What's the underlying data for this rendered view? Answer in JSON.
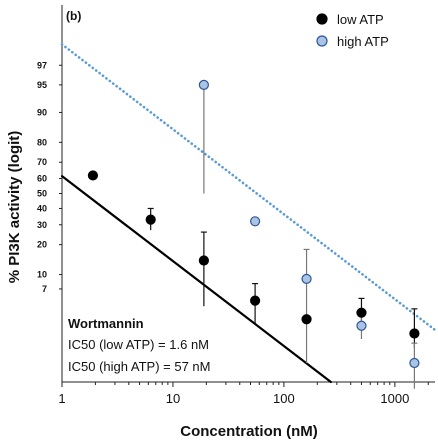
{
  "chart_data": {
    "type": "scatter",
    "panel_label": "(b)",
    "xlabel": "Concentration (nM)",
    "ylabel": "% PI3K activity (logit)",
    "x_scale": "log",
    "x_ticks": [
      1,
      10,
      100,
      1000
    ],
    "x_tick_labels": [
      "1",
      "10",
      "100",
      "1000"
    ],
    "xlim": [
      1,
      2300
    ],
    "y_scale": "logit",
    "ylim": [
      0.6,
      99.4
    ],
    "y_ticks": [
      97,
      95,
      90,
      80,
      70,
      60,
      50,
      40,
      30,
      20,
      10,
      7
    ],
    "y_tick_labels": [
      "97",
      "95",
      "90",
      "80",
      "70",
      "60",
      "50",
      "40",
      "30",
      "20",
      "10",
      "7"
    ],
    "legend_position": "top-right",
    "grid": false,
    "series": [
      {
        "name": "low ATP",
        "color": "#000000",
        "edge": "#000000",
        "fit": {
          "ic50_nM": 1.6,
          "color": "#000000",
          "style": "solid"
        },
        "points": [
          {
            "x": 1.9,
            "y": 62
          },
          {
            "x": 6.3,
            "y": 33,
            "err_low": 27,
            "err_high": 40
          },
          {
            "x": 19,
            "y": 14,
            "err_low": 4.5,
            "err_high": 26
          },
          {
            "x": 55,
            "y": 5.2,
            "err_low": 2.8,
            "err_high": 8
          },
          {
            "x": 160,
            "y": 3.2
          },
          {
            "x": 500,
            "y": 3.8,
            "err_low": 2.5,
            "err_high": 5.5
          },
          {
            "x": 1500,
            "y": 2.2,
            "err_low": 1.5,
            "err_high": 4.2
          }
        ]
      },
      {
        "name": "high ATP",
        "color": "#a9c4e4",
        "edge": "#2f5597",
        "fit": {
          "ic50_nM": 57,
          "color": "#5b9bd5",
          "style": "dotted"
        },
        "points": [
          {
            "x": 19,
            "y": 95,
            "err_low": 50,
            "err_high": 95
          },
          {
            "x": 55,
            "y": 32
          },
          {
            "x": 160,
            "y": 9,
            "err_low": 1.0,
            "err_high": 18
          },
          {
            "x": 500,
            "y": 2.7,
            "err_low": 1.9,
            "err_high": 3.8
          },
          {
            "x": 1500,
            "y": 1.0,
            "err_low": 0.5,
            "err_high": 1.7
          }
        ]
      }
    ],
    "annotation": {
      "title": "Wortmannin",
      "lines": [
        "IC50 (low ATP) = 1.6 nM",
        "IC50 (high ATP) = 57 nM"
      ]
    }
  }
}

- - - - -

Aim: Make a verbatim copy of all the entries and strip out the pictures.

Response:
What's the underlying data for this rendered view? Answer in JSON.
{
  "chart_data": {
    "type": "scatter",
    "panel_label": "(b)",
    "xlabel": "Concentration (nM)",
    "ylabel": "% PI3K activity (logit)",
    "x_scale": "log",
    "x_ticks": [
      1,
      10,
      100,
      1000
    ],
    "x_tick_labels": [
      "1",
      "10",
      "100",
      "1000"
    ],
    "xlim": [
      1,
      2300
    ],
    "y_scale": "logit",
    "ylim": [
      0.6,
      99.4
    ],
    "y_ticks": [
      97,
      95,
      90,
      80,
      70,
      60,
      50,
      40,
      30,
      20,
      10,
      7
    ],
    "y_tick_labels": [
      "97",
      "95",
      "90",
      "80",
      "70",
      "60",
      "50",
      "40",
      "30",
      "20",
      "10",
      "7"
    ],
    "legend_position": "top-right",
    "grid": false,
    "series": [
      {
        "name": "low ATP",
        "color": "#000000",
        "edge": "#000000",
        "fit": {
          "ic50_nM": 1.6,
          "color": "#000000",
          "style": "solid"
        },
        "points": [
          {
            "x": 1.9,
            "y": 62
          },
          {
            "x": 6.3,
            "y": 33,
            "err_low": 27,
            "err_high": 40
          },
          {
            "x": 19,
            "y": 14,
            "err_low": 4.5,
            "err_high": 26
          },
          {
            "x": 55,
            "y": 5.2,
            "err_low": 2.8,
            "err_high": 8
          },
          {
            "x": 160,
            "y": 3.2
          },
          {
            "x": 500,
            "y": 3.8,
            "err_low": 2.5,
            "err_high": 5.5
          },
          {
            "x": 1500,
            "y": 2.2,
            "err_low": 1.5,
            "err_high": 4.2
          }
        ]
      },
      {
        "name": "high ATP",
        "color": "#a9c4e4",
        "edge": "#2f5597",
        "fit": {
          "ic50_nM": 57,
          "color": "#5b9bd5",
          "style": "dotted"
        },
        "points": [
          {
            "x": 19,
            "y": 95,
            "err_low": 50,
            "err_high": 95
          },
          {
            "x": 55,
            "y": 32
          },
          {
            "x": 160,
            "y": 9,
            "err_low": 1.0,
            "err_high": 18
          },
          {
            "x": 500,
            "y": 2.7,
            "err_low": 1.9,
            "err_high": 3.8
          },
          {
            "x": 1500,
            "y": 1.0,
            "err_low": 0.5,
            "err_high": 1.7
          }
        ]
      }
    ],
    "annotation": {
      "title": "Wortmannin",
      "lines": [
        "IC50 (low ATP) = 1.6 nM",
        "IC50 (high ATP) = 57 nM"
      ]
    }
  }
}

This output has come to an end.